Return all of the entries exactly as written.
--- START Input rows ---
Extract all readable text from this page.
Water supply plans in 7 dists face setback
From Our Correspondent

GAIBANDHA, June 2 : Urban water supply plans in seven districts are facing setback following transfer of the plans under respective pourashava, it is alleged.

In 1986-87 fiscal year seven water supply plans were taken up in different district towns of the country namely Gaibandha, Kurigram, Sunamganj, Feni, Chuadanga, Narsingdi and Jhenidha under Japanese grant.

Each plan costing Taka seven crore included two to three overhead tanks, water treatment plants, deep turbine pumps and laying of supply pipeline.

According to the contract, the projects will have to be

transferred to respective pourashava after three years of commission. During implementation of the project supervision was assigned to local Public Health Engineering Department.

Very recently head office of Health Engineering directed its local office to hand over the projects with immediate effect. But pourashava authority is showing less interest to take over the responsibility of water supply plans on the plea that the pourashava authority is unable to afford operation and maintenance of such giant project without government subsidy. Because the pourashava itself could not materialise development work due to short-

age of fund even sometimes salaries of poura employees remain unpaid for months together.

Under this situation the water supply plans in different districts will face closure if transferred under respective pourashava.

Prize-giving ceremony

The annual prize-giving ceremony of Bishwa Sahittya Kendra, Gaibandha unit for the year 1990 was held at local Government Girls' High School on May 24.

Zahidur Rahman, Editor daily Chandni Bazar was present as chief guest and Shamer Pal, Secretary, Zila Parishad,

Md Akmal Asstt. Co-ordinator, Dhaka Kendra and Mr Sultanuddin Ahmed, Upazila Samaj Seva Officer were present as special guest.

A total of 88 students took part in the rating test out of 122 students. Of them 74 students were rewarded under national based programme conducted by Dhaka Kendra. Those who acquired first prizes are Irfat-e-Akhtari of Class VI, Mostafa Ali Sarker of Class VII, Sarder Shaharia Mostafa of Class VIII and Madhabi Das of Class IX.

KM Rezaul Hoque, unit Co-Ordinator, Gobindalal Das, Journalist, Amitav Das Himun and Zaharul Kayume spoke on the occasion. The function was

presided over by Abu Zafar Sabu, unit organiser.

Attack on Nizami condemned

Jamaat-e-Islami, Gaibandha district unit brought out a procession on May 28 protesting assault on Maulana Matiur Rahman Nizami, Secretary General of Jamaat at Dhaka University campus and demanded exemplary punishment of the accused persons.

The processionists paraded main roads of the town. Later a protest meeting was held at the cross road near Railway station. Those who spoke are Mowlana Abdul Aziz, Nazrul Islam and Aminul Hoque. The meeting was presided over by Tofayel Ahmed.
--- END Input rows ---
▶ Correct response
Extract all readable text from this page.
Water supply plans in 7 dists face setback
From Our Correspondent

GAIBANDHA, June 2 : Urban water supply plans in seven districts are facing setback following transfer of the plans under respective pourashava, it is alleged.

In 1986-87 fiscal year seven water supply plans were taken up in different district towns of the country namely Gaibandha, Kurigram, Sunamganj, Feni, Chuadanga, Narsingdi and Jhenidha under Japanese grant.

Each plan costing Taka seven crore included two to three overhead tanks, water treatment plants, deep turbine pumps and laying of supply pipeline.

According to the contract, the projects will have to be

transferred to respective pourashava after three years of commission. During implementation of the project supervision was assigned to local Public Health Engineering Department.

Very recently head office of Health Engineering directed its local office to hand over the projects with immediate effect. But pourashava authority is showing less interest to take over the responsibility of water supply plans on the plea that the pourashava authority is unable to afford operation and maintenance of such giant project without government subsidy. Because the pourashava itself could not materialise development work due to short-

age of fund even sometimes salaries of poura employees remain unpaid for months together.

Under this situation the water supply plans in different districts will face closure if transferred under respective pourashava.

Prize-giving ceremony

The annual prize-giving ceremony of Bishwa Sahittya Kendra, Gaibandha unit for the year 1990 was held at local Government Girls' High School on May 24.

Zahidur Rahman, Editor daily Chandni Bazar was present as chief guest and Shamer Pal, Secretary, Zila Parishad,

Md Akmal Asstt. Co-ordinator, Dhaka Kendra and Mr Sultanuddin Ahmed, Upazila Samaj Seva Officer were present as special guest.

A total of 88 students took part in the rating test out of 122 students. Of them 74 students were rewarded under national based programme conducted by Dhaka Kendra. Those who acquired first prizes are Irfat-e-Akhtari of Class VI, Mostafa Ali Sarker of Class VII, Sarder Shaharia Mostafa of Class VIII and Madhabi Das of Class IX.

KM Rezaul Hoque, unit Co-Ordinator, Gobindalal Das, Journalist, Amitav Das Himun and Zaharul Kayume spoke on the occasion. The function was

presided over by Abu Zafar Sabu, unit organiser.

Attack on Nizami condemned

Jamaat-e-Islami, Gaibandha district unit brought out a procession on May 28 protesting assault on Maulana Matiur Rahman Nizami, Secretary General of Jamaat at Dhaka University campus and demanded exemplary punishment of the accused persons.

The processionists paraded main roads of the town. Later a protest meeting was held at the cross road near Railway station. Those who spoke are Mowlana Abdul Aziz, Nazrul Islam and Aminul Hoque. The meeting was presided over by Tofayel Ahmed.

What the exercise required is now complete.